Your task is to reproduce the material exactly.

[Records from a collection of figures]
* START *

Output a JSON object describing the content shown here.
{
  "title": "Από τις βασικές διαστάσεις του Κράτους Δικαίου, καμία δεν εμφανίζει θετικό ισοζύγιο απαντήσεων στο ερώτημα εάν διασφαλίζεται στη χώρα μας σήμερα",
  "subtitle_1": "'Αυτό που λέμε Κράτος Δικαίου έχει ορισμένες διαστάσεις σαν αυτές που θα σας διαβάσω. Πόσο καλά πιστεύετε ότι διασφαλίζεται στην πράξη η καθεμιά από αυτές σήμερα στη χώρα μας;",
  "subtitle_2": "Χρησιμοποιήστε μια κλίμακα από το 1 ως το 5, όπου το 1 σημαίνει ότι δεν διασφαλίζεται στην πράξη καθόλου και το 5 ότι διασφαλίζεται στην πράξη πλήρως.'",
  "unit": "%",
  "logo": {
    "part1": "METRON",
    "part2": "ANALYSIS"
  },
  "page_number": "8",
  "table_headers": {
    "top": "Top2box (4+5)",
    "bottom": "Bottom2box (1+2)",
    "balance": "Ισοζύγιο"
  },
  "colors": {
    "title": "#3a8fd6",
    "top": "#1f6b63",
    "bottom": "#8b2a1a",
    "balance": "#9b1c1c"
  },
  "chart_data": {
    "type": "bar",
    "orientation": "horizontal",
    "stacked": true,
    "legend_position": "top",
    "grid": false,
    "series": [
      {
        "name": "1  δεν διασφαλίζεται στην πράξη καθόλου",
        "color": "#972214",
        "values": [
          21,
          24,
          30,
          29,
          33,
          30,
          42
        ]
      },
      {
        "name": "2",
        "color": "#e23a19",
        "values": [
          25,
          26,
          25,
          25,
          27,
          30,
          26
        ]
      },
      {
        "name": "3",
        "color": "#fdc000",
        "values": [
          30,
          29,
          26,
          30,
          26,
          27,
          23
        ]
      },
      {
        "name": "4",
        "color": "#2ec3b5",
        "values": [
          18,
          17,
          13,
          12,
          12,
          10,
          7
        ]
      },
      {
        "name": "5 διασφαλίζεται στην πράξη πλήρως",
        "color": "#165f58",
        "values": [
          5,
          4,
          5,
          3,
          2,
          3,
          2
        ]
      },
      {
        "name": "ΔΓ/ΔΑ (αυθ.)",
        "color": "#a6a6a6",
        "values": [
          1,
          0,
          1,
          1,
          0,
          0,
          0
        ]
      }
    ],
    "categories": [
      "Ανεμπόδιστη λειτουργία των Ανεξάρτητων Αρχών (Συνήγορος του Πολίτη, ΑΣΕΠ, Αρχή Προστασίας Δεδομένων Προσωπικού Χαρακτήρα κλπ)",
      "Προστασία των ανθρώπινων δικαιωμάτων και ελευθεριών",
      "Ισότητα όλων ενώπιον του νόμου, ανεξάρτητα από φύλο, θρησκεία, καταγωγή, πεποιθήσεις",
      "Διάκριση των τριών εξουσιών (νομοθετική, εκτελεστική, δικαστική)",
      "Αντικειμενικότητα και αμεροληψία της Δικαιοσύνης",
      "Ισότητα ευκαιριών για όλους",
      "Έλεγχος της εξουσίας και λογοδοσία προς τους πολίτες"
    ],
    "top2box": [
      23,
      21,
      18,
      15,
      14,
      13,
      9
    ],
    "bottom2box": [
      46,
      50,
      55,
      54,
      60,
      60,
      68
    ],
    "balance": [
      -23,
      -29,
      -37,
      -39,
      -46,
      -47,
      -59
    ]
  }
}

* END *

- [RESULT FOR THIS TASK]:
Output a JSON object describing the content shown here.
{
  "title": "Από τις βασικές διαστάσεις του Κράτους Δικαίου, καμία δεν εμφανίζει θετικό ισοζύγιο απαντήσεων στο ερώτημα εάν διασφαλίζεται στη χώρα μας σήμερα",
  "subtitle_1": "'Αυτό που λέμε Κράτος Δικαίου έχει ορισμένες διαστάσεις σαν αυτές που θα σας διαβάσω. Πόσο καλά πιστεύετε ότι διασφαλίζεται στην πράξη η καθεμιά από αυτές σήμερα στη χώρα μας;",
  "subtitle_2": "Χρησιμοποιήστε μια κλίμακα από το 1 ως το 5, όπου το 1 σημαίνει ότι δεν διασφαλίζεται στην πράξη καθόλου και το 5 ότι διασφαλίζεται στην πράξη πλήρως.'",
  "unit": "%",
  "logo": {
    "part1": "METRON",
    "part2": "ANALYSIS"
  },
  "page_number": "8",
  "table_headers": {
    "top": "Top2box (4+5)",
    "bottom": "Bottom2box (1+2)",
    "balance": "Ισοζύγιο"
  },
  "colors": {
    "title": "#3a8fd6",
    "top": "#1f6b63",
    "bottom": "#8b2a1a",
    "balance": "#9b1c1c"
  },
  "chart_data": {
    "type": "bar",
    "orientation": "horizontal",
    "stacked": true,
    "legend_position": "top",
    "grid": false,
    "series": [
      {
        "name": "1  δεν διασφαλίζεται στην πράξη καθόλου",
        "color": "#972214",
        "values": [
          21,
          24,
          30,
          29,
          33,
          30,
          42
        ]
      },
      {
        "name": "2",
        "color": "#e23a19",
        "values": [
          25,
          26,
          25,
          25,
          27,
          30,
          26
        ]
      },
      {
        "name": "3",
        "color": "#fdc000",
        "values": [
          30,
          29,
          26,
          30,
          26,
          27,
          23
        ]
      },
      {
        "name": "4",
        "color": "#2ec3b5",
        "values": [
          18,
          17,
          13,
          12,
          12,
          10,
          7
        ]
      },
      {
        "name": "5 διασφαλίζεται στην πράξη πλήρως",
        "color": "#165f58",
        "values": [
          5,
          4,
          5,
          3,
          2,
          3,
          2
        ]
      },
      {
        "name": "ΔΓ/ΔΑ (αυθ.)",
        "color": "#a6a6a6",
        "values": [
          1,
          0,
          1,
          1,
          0,
          0,
          0
        ]
      }
    ],
    "categories": [
      "Ανεμπόδιστη λειτουργία των Ανεξάρτητων Αρχών (Συνήγορος του Πολίτη, ΑΣΕΠ, Αρχή Προστασίας Δεδομένων Προσωπικού Χαρακτήρα κλπ)",
      "Προστασία των ανθρώπινων δικαιωμάτων και ελευθεριών",
      "Ισότητα όλων ενώπιον του νόμου, ανεξάρτητα από φύλο, θρησκεία, καταγωγή, πεποιθήσεις",
      "Διάκριση των τριών εξουσιών (νομοθετική, εκτελεστική, δικαστική)",
      "Αντικειμενικότητα και αμεροληψία της Δικαιοσύνης",
      "Ισότητα ευκαιριών για όλους",
      "Έλεγχος της εξουσίας και λογοδοσία προς τους πολίτες"
    ],
    "top2box": [
      23,
      21,
      18,
      15,
      14,
      13,
      9
    ],
    "bottom2box": [
      46,
      50,
      55,
      54,
      60,
      60,
      68
    ],
    "balance": [
      -23,
      -29,
      -37,
      -39,
      -46,
      -47,
      -59
    ]
  }
}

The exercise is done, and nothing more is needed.